-- BEGIN --

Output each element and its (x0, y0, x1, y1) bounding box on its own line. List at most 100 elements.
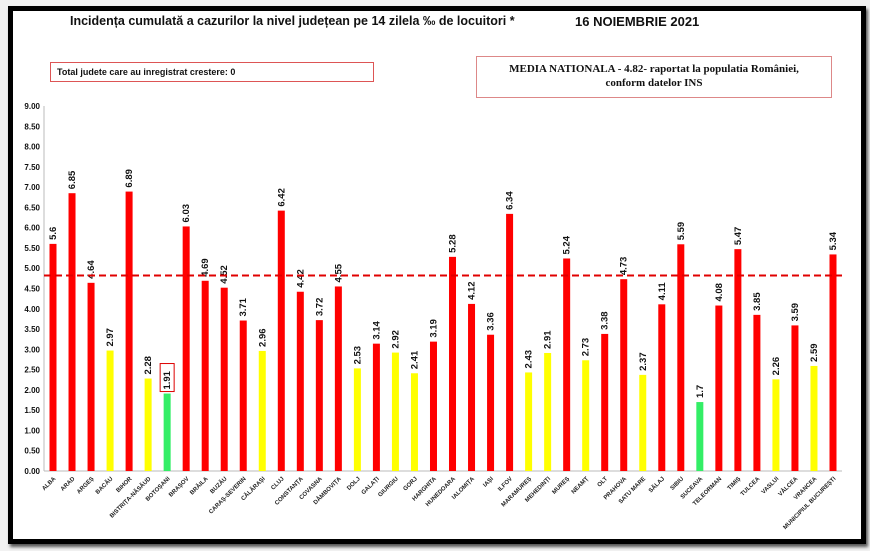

-- END --
-- BEGIN --

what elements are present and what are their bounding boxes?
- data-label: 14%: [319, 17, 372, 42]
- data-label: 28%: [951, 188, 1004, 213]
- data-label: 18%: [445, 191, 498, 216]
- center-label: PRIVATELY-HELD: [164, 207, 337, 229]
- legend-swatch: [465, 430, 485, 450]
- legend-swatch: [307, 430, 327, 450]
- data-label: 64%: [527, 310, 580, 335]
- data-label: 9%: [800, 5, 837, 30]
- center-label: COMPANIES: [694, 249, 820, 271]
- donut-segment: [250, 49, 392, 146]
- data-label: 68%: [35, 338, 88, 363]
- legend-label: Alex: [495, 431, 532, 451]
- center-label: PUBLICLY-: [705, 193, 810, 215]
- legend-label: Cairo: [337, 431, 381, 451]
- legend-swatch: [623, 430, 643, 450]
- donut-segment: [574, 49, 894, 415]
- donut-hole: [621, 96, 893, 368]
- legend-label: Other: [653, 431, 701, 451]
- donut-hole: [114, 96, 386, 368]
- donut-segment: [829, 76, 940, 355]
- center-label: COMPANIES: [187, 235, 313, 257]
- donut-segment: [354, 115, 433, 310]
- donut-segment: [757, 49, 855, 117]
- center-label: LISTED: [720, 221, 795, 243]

-- END --
-- BEGIN --

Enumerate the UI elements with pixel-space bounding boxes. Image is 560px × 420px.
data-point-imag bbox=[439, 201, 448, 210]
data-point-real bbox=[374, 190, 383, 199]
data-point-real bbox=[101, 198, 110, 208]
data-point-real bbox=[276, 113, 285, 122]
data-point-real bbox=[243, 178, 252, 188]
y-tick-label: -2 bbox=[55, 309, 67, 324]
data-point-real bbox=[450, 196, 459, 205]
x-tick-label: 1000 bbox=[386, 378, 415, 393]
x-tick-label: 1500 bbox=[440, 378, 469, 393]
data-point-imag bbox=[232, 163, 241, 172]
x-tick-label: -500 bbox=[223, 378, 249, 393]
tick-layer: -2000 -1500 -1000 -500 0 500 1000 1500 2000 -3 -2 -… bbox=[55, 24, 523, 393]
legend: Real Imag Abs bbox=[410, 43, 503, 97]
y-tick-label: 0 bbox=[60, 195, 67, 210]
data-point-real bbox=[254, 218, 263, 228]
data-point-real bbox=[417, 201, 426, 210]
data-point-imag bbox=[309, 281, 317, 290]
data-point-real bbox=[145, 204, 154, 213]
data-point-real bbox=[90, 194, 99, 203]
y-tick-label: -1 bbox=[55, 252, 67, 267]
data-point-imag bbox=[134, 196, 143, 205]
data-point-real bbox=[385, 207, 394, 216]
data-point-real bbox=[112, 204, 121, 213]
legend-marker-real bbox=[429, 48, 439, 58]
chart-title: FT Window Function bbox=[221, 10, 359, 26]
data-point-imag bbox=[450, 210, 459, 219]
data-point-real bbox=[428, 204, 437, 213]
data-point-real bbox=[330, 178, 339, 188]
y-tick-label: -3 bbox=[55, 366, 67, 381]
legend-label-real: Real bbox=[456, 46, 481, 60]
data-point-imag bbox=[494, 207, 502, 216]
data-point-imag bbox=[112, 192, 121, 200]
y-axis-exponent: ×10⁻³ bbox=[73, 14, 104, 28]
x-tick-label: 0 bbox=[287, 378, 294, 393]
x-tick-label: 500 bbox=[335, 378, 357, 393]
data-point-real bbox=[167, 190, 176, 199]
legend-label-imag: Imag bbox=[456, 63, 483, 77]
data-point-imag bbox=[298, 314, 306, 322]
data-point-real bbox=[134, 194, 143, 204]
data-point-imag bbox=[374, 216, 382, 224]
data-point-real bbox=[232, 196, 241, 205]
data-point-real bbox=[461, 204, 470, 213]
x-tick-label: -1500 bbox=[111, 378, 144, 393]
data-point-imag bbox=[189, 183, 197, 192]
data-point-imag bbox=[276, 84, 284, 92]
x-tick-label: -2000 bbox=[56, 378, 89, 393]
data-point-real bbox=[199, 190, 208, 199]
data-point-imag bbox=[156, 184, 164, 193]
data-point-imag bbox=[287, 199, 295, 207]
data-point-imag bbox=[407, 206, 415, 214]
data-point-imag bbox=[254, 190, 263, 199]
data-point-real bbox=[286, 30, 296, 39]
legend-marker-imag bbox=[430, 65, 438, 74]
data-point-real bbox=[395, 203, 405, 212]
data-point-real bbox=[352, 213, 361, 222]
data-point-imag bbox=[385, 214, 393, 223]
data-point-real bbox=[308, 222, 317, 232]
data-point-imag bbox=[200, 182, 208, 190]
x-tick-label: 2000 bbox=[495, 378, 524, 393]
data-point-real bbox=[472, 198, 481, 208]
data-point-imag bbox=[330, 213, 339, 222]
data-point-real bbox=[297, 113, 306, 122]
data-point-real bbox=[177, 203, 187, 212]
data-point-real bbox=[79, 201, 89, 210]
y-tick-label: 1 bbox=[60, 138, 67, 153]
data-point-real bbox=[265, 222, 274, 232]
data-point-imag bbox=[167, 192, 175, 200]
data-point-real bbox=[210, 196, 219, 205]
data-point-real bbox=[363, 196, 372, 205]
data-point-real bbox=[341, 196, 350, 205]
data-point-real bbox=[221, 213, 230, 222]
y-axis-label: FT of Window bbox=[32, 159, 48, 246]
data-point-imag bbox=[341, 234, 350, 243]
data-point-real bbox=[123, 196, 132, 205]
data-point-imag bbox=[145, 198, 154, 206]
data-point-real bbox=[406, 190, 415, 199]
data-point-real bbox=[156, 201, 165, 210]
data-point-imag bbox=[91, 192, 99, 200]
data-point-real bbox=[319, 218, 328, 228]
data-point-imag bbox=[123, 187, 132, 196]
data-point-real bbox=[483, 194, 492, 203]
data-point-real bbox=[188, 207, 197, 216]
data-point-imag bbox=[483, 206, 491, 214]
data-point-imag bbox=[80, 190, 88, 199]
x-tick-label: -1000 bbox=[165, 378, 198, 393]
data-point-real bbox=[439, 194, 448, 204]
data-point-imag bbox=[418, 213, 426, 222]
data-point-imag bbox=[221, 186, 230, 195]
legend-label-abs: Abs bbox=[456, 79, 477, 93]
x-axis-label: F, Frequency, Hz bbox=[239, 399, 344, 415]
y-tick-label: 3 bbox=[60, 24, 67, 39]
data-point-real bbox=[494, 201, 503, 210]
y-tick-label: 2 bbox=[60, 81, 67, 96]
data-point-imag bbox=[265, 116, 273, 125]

-- END --

→ **Problem statement**:
In the material, starting at the line containing "Enumerate the UI" and ending at the line containing "data-point-real bbox=[428, 204, 437, 213]", can you rewrite those lines with "Window Function" changed to "Windowing Function" and every other line left the same?

→ **Response**:
Enumerate the UI elements with pixel-space bounding boxes. Image is 560px × 420px.
data-point-imag bbox=[439, 201, 448, 210]
data-point-real bbox=[374, 190, 383, 199]
data-point-real bbox=[101, 198, 110, 208]
data-point-real bbox=[276, 113, 285, 122]
data-point-real bbox=[243, 178, 252, 188]
y-tick-label: -2 bbox=[55, 309, 67, 324]
data-point-real bbox=[450, 196, 459, 205]
x-tick-label: 1000 bbox=[386, 378, 415, 393]
x-tick-label: 1500 bbox=[440, 378, 469, 393]
data-point-imag bbox=[232, 163, 241, 172]
x-tick-label: -500 bbox=[223, 378, 249, 393]
tick-layer: -2000 -1500 -1000 -500 0 500 1000 1500 2000 -3 -2 -… bbox=[55, 24, 523, 393]
legend: Real Imag Abs bbox=[410, 43, 503, 97]
y-tick-label: 0 bbox=[60, 195, 67, 210]
data-point-real bbox=[254, 218, 263, 228]
data-point-real bbox=[417, 201, 426, 210]
data-point-imag bbox=[309, 281, 317, 290]
data-point-real bbox=[145, 204, 154, 213]
data-point-real bbox=[90, 194, 99, 203]
y-tick-label: -1 bbox=[55, 252, 67, 267]
data-point-imag bbox=[134, 196, 143, 205]
data-point-real bbox=[385, 207, 394, 216]
data-point-real bbox=[112, 204, 121, 213]
legend-marker-real bbox=[429, 48, 439, 58]
chart-title: FT Windowing Function bbox=[221, 10, 359, 26]
data-point-imag bbox=[450, 210, 459, 219]
data-point-real bbox=[428, 204, 437, 213]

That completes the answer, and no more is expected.